--- DATA IN THIS EXERCISE ---

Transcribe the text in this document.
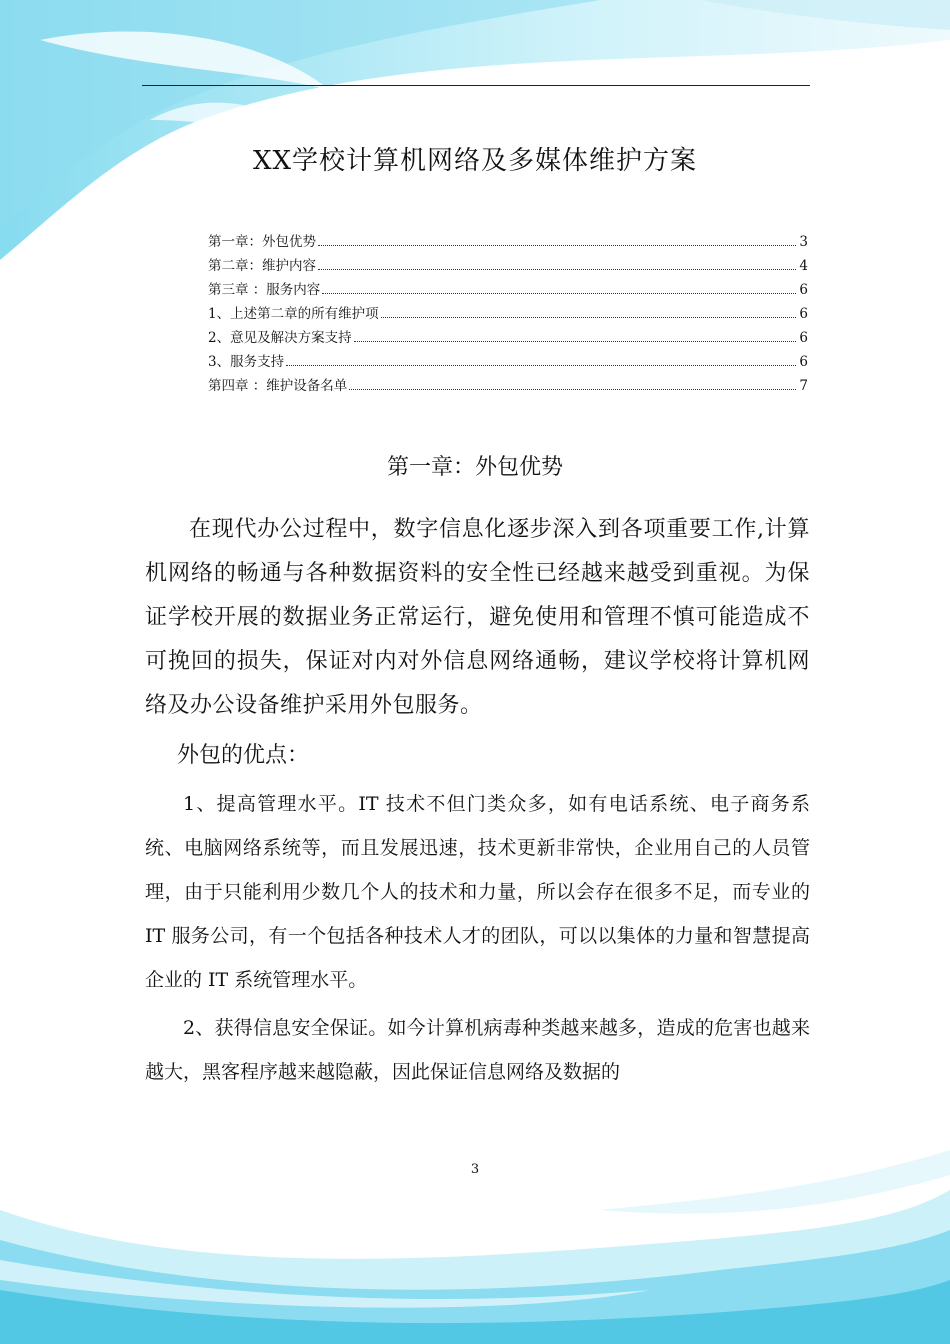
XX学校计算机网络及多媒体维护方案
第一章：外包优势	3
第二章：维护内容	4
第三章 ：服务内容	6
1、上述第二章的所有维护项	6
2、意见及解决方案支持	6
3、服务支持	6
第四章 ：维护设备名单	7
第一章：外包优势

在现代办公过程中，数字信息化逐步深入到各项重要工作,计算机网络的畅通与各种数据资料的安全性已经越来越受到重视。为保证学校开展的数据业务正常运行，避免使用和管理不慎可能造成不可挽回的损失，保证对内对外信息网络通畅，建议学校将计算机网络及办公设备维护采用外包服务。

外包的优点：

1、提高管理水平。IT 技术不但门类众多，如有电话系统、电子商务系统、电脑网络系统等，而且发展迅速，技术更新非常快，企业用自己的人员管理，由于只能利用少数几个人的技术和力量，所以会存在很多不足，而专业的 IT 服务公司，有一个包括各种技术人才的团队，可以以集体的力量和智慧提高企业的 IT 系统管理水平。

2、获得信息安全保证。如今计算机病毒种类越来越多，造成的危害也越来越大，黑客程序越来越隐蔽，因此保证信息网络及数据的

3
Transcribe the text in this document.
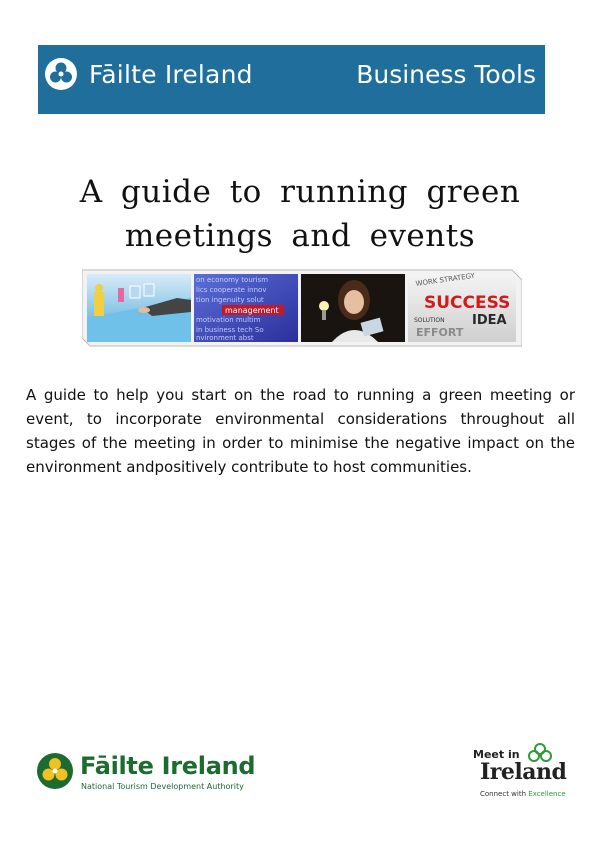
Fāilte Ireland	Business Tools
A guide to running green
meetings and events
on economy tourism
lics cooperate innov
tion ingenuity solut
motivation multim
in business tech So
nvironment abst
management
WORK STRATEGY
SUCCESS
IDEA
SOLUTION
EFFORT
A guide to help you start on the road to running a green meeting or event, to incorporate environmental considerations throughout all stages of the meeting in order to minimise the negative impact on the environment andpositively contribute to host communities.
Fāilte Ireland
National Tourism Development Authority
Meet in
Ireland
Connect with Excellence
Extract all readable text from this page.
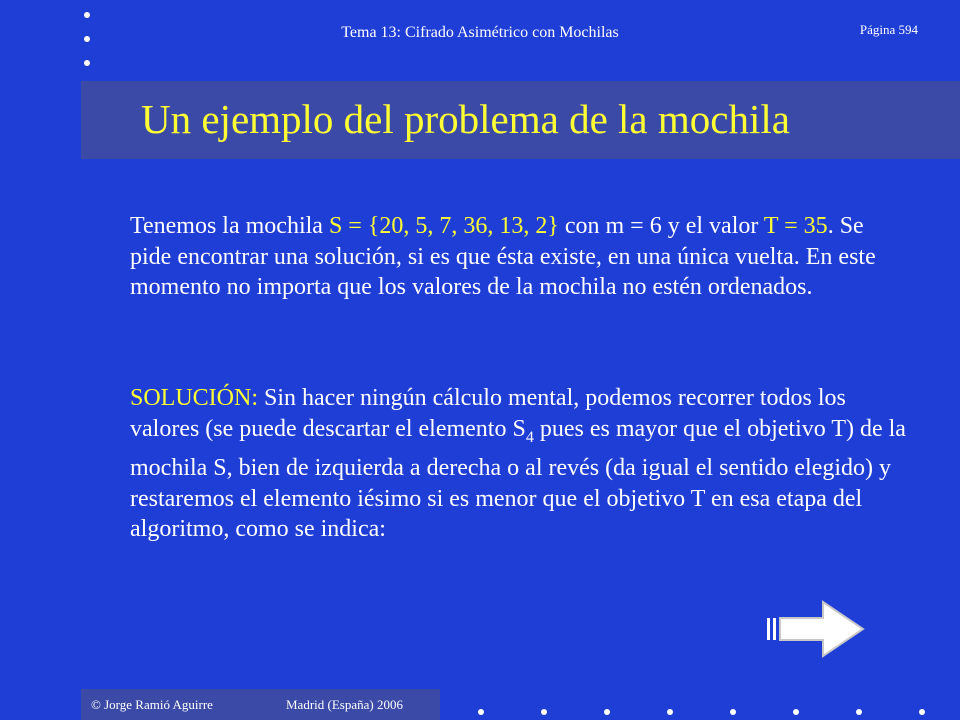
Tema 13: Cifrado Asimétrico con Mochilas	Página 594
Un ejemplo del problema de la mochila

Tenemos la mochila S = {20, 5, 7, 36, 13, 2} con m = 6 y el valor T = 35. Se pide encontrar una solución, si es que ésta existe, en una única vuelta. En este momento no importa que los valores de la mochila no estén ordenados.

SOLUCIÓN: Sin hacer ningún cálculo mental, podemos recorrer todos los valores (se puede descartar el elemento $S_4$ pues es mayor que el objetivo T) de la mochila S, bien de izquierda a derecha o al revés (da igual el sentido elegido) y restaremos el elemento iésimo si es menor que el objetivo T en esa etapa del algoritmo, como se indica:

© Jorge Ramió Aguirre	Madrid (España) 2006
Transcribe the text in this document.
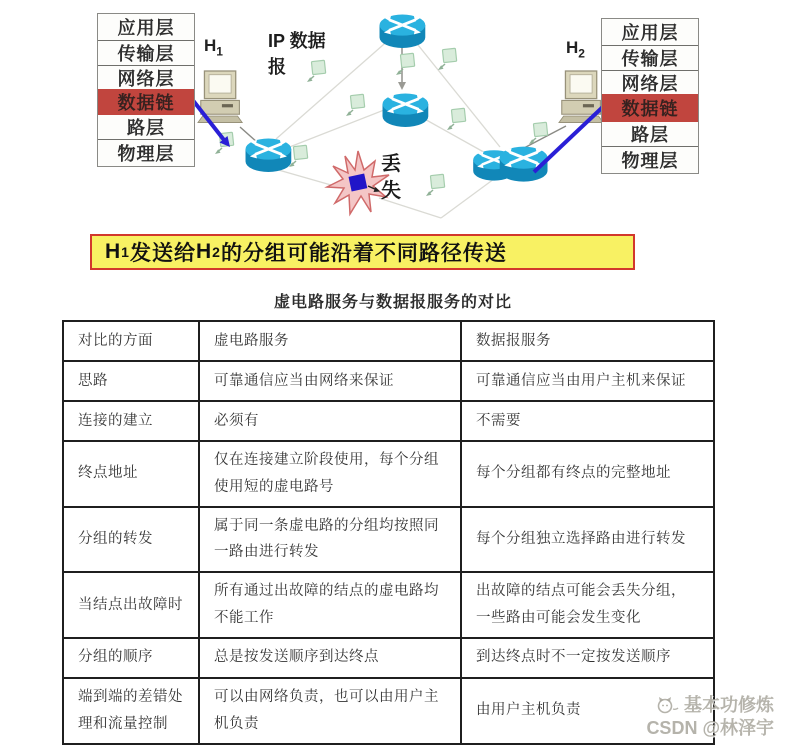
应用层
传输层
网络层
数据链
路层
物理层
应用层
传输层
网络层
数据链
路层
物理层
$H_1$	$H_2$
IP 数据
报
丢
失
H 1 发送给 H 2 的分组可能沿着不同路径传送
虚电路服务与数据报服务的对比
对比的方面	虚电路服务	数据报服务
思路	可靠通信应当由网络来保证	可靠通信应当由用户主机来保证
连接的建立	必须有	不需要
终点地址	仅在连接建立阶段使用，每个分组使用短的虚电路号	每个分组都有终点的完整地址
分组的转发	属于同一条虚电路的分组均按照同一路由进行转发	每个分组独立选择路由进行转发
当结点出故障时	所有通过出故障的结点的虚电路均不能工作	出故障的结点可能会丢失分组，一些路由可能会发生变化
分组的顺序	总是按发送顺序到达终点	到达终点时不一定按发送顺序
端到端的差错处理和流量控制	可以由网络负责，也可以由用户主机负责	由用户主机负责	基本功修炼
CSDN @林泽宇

---

**THE EXERCISE**
In your copy of the records, include no pictures; repeat everything else exactly.

**SOLUTION FOR THIS PROBLEM**
Transcribe the text in this document.
XX学校计算机网络及多媒体维护方案
第一章：外包优势	3
第二章：维护内容	4
第三章 ：服务内容	6
1、上述第二章的所有维护项	6
2、意见及解决方案支持	6
3、服务支持	6
第四章 ：维护设备名单	7
第一章：外包优势

在现代办公过程中，数字信息化逐步深入到各项重要工作,计算机网络的畅通与各种数据资料的安全性已经越来越受到重视。为保证学校开展的数据业务正常运行，避免使用和管理不慎可能造成不可挽回的损失，保证对内对外信息网络通畅，建议学校将计算机网络及办公设备维护采用外包服务。

外包的优点：

1、提高管理水平。IT 技术不但门类众多，如有电话系统、电子商务系统、电脑网络系统等，而且发展迅速，技术更新非常快，企业用自己的人员管理，由于只能利用少数几个人的技术和力量，所以会存在很多不足，而专业的 IT 服务公司，有一个包括各种技术人才的团队，可以以集体的力量和智慧提高企业的 IT 系统管理水平。

2、获得信息安全保证。如今计算机病毒种类越来越多，造成的危害也越来越大，黑客程序越来越隐蔽，因此保证信息网络及数据的

3
Transcribe the text in this document.
Fāilte Ireland	Business Tools
A guide to running green
meetings and events
on economy tourism
lics cooperate innov
tion ingenuity solut
motivation multim
in business tech So
nvironment abst
management
WORK STRATEGY
SUCCESS
IDEA
SOLUTION
EFFORT
A guide to help you start on the road to running a green meeting or event, to incorporate environmental considerations throughout all stages of the meeting in order to minimise the negative impact on the environment andpositively contribute to host communities.
Fāilte Ireland
National Tourism Development Authority
Meet in
Ireland
Connect with Excellence
Extract all readable text from this page.
Tema 13: Cifrado Asimétrico con Mochilas	Página 594
Un ejemplo del problema de la mochila

Tenemos la mochila S = {20, 5, 7, 36, 13, 2} con m = 6 y el valor T = 35. Se pide encontrar una solución, si es que ésta existe, en una única vuelta. En este momento no importa que los valores de la mochila no estén ordenados.

SOLUCIÓN: Sin hacer ningún cálculo mental, podemos recorrer todos los valores (se puede descartar el elemento $S_4$ pues es mayor que el objetivo T) de la mochila S, bien de izquierda a derecha o al revés (da igual el sentido elegido) y restaremos el elemento iésimo si es menor que el objetivo T en esa etapa del algoritmo, como se indica:

© Jorge Ramió Aguirre	Madrid (España) 2006
Transcribe the text in this document.
应用层
传输层
网络层
数据链
路层
物理层
应用层
传输层
网络层
数据链
路层
物理层
$H_1$	$H_2$
IP 数据
报
丢
失
H 1 发送给 H 2 的分组可能沿着不同路径传送
虚电路服务与数据报服务的对比
对比的方面	虚电路服务	数据报服务
思路	可靠通信应当由网络来保证	可靠通信应当由用户主机来保证
连接的建立	必须有	不需要
终点地址	仅在连接建立阶段使用，每个分组使用短的虚电路号	每个分组都有终点的完整地址
分组的转发	属于同一条虚电路的分组均按照同一路由进行转发	每个分组独立选择路由进行转发
当结点出故障时	所有通过出故障的结点的虚电路均不能工作	出故障的结点可能会丢失分组，一些路由可能会发生变化
分组的顺序	总是按发送顺序到达终点	到达终点时不一定按发送顺序
端到端的差错处理和流量控制	可以由网络负责，也可以由用户主机负责	由用户主机负责	基本功修炼
CSDN @林泽宇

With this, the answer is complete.